--- BRIEF ---
All of the entries should be returned without a single change.

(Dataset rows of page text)
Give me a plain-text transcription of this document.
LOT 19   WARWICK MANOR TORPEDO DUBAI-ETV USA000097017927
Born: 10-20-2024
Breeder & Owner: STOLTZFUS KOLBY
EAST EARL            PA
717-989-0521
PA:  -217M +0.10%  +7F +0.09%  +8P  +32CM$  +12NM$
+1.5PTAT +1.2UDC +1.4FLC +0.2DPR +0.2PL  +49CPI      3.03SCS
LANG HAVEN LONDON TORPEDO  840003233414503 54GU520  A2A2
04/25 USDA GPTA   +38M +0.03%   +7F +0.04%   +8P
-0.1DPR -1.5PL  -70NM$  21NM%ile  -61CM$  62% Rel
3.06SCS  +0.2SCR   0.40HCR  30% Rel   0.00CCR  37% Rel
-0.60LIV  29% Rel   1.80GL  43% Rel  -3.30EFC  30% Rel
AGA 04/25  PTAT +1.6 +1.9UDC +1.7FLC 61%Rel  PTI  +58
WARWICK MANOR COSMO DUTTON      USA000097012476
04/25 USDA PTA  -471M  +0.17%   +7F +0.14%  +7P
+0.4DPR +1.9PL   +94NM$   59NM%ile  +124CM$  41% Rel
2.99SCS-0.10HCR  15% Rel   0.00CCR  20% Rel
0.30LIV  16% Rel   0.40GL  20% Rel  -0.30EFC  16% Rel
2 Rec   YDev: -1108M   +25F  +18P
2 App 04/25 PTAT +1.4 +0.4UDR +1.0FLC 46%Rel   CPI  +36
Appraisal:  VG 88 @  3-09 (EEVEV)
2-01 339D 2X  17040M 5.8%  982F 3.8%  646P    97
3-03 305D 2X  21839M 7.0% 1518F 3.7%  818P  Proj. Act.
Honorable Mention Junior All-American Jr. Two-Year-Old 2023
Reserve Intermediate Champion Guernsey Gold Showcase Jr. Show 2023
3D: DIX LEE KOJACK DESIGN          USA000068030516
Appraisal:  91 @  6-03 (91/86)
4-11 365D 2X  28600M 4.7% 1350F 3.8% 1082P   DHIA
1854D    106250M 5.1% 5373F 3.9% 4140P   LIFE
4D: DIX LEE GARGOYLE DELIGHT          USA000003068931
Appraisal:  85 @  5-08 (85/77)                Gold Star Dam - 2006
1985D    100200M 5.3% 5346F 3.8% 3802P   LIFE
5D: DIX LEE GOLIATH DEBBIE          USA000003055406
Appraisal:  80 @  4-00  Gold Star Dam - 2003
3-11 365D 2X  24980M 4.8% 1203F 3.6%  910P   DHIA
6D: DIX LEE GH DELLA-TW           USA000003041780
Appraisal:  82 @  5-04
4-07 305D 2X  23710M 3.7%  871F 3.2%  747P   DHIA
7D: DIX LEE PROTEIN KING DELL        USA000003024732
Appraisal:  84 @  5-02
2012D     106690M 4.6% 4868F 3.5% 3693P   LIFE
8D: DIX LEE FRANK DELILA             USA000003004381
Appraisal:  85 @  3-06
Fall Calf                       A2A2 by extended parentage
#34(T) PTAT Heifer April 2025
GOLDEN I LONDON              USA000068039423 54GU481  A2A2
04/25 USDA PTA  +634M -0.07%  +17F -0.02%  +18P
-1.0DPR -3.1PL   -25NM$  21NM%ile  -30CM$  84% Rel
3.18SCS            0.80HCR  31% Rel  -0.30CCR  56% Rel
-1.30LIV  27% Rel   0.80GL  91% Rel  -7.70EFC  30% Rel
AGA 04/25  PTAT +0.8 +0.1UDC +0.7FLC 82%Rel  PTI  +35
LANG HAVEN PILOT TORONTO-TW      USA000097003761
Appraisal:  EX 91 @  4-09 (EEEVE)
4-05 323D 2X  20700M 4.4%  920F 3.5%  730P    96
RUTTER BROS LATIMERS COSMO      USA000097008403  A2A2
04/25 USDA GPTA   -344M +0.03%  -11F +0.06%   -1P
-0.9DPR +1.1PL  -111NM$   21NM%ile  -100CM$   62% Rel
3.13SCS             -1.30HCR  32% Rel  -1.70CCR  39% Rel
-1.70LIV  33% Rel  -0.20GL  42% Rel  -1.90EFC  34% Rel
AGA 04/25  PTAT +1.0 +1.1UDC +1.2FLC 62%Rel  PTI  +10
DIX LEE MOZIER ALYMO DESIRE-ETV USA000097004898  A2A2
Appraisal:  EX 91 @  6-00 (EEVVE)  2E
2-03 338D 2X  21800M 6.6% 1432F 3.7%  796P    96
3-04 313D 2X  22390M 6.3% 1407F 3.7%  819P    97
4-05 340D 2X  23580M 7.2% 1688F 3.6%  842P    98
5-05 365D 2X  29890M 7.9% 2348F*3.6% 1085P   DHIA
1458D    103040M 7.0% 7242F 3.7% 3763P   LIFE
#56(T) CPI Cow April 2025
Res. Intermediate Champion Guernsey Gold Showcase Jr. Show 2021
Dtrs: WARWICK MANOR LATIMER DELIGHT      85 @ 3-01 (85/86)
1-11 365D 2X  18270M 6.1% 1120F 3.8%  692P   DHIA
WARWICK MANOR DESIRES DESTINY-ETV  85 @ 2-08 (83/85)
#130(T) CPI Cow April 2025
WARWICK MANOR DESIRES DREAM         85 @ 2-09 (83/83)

--- WRITTEN ANSWER ---
Give me a plain-text transcription of this document.
LOT 19   WARWICK MANOR TORPEDO DUBAI-ETV USA000097017927
Born: 10-20-2024
Breeder & Owner: STOLTZFUS KOLBY
EAST EARL            PA
717-989-0521
PA:  -217M +0.10%  +7F +0.09%  +8P  +32CM$  +12NM$
+1.5PTAT +1.2UDC +1.4FLC +0.2DPR +0.2PL  +49CPI      3.03SCS
LANG HAVEN LONDON TORPEDO  840003233414503 54GU520  A2A2
04/25 USDA GPTA   +38M +0.03%   +7F +0.04%   +8P
-0.1DPR -1.5PL  -70NM$  21NM%ile  -61CM$  62% Rel
3.06SCS  +0.2SCR   0.40HCR  30% Rel   0.00CCR  37% Rel
-0.60LIV  29% Rel   1.80GL  43% Rel  -3.30EFC  30% Rel
AGA 04/25  PTAT +1.6 +1.9UDC +1.7FLC 61%Rel  PTI  +58
WARWICK MANOR COSMO DUTTON      USA000097012476
04/25 USDA PTA  -471M  +0.17%   +7F +0.14%  +7P
+0.4DPR +1.9PL   +94NM$   59NM%ile  +124CM$  41% Rel
2.99SCS-0.10HCR  15% Rel   0.00CCR  20% Rel
0.30LIV  16% Rel   0.40GL  20% Rel  -0.30EFC  16% Rel
2 Rec   YDev: -1108M   +25F  +18P
2 App 04/25 PTAT +1.4 +0.4UDR +1.0FLC 46%Rel   CPI  +36
Appraisal:  VG 88 @  3-09 (EEVEV)
2-01 339D 2X  17040M 5.8%  982F 3.8%  646P    97
3-03 305D 2X  21839M 7.0% 1518F 3.7%  818P  Proj. Act.
Honorable Mention Junior All-American Jr. Two-Year-Old 2023
Reserve Intermediate Champion Guernsey Gold Showcase Jr. Show 2023
3D: DIX LEE KOJACK DESIGN          USA000068030516
Appraisal:  91 @  6-03 (91/86)
4-11 365D 2X  28600M 4.7% 1350F 3.8% 1082P   DHIA
1854D    106250M 5.1% 5373F 3.9% 4140P   LIFE
4D: DIX LEE GARGOYLE DELIGHT          USA000003068931
Appraisal:  85 @  5-08 (85/77)                Gold Star Dam - 2006
1985D    100200M 5.3% 5346F 3.8% 3802P   LIFE
5D: DIX LEE GOLIATH DEBBIE          USA000003055406
Appraisal:  80 @  4-00  Gold Star Dam - 2003
3-11 365D 2X  24980M 4.8% 1203F 3.6%  910P   DHIA
6D: DIX LEE GH DELLA-TW           USA000003041780
Appraisal:  82 @  5-04
4-07 305D 2X  23710M 3.7%  871F 3.2%  747P   DHIA
7D: DIX LEE PROTEIN KING DELL        USA000003024732
Appraisal:  84 @  5-02
2012D     106690M 4.6% 4868F 3.5% 3693P   LIFE
8D: DIX LEE FRANK DELILA             USA000003004381
Appraisal:  85 @  3-06
Fall Calf                       A2A2 by extended parentage
#34(T) PTAT Heifer April 2025
GOLDEN I LONDON              USA000068039423 54GU481  A2A2
04/25 USDA PTA  +634M -0.07%  +17F -0.02%  +18P
-1.0DPR -3.1PL   -25NM$  21NM%ile  -30CM$  84% Rel
3.18SCS            0.80HCR  31% Rel  -0.30CCR  56% Rel
-1.30LIV  27% Rel   0.80GL  91% Rel  -7.70EFC  30% Rel
AGA 04/25  PTAT +0.8 +0.1UDC +0.7FLC 82%Rel  PTI  +35
LANG HAVEN PILOT TORONTO-TW      USA000097003761
Appraisal:  EX 91 @  4-09 (EEEVE)
4-05 323D 2X  20700M 4.4%  920F 3.5%  730P    96
RUTTER BROS LATIMERS COSMO      USA000097008403  A2A2
04/25 USDA GPTA   -344M +0.03%  -11F +0.06%   -1P
-0.9DPR +1.1PL  -111NM$   21NM%ile  -100CM$   62% Rel
3.13SCS             -1.30HCR  32% Rel  -1.70CCR  39% Rel
-1.70LIV  33% Rel  -0.20GL  42% Rel  -1.90EFC  34% Rel
AGA 04/25  PTAT +1.0 +1.1UDC +1.2FLC 62%Rel  PTI  +10
DIX LEE MOZIER ALYMO DESIRE-ETV USA000097004898  A2A2
Appraisal:  EX 91 @  6-00 (EEVVE)  2E
2-03 338D 2X  21800M 6.6% 1432F 3.7%  796P    96
3-04 313D 2X  22390M 6.3% 1407F 3.7%  819P    97
4-05 340D 2X  23580M 7.2% 1688F 3.6%  842P    98
5-05 365D 2X  29890M 7.9% 2348F*3.6% 1085P   DHIA
1458D    103040M 7.0% 7242F 3.7% 3763P   LIFE
#56(T) CPI Cow April 2025
Res. Intermediate Champion Guernsey Gold Showcase Jr. Show 2021
Dtrs: WARWICK MANOR LATIMER DELIGHT      85 @ 3-01 (85/86)
1-11 365D 2X  18270M 6.1% 1120F 3.8%  692P   DHIA
WARWICK MANOR DESIRES DESTINY-ETV  85 @ 2-08 (83/85)
#130(T) CPI Cow April 2025
WARWICK MANOR DESIRES DREAM         85 @ 2-09 (83/83)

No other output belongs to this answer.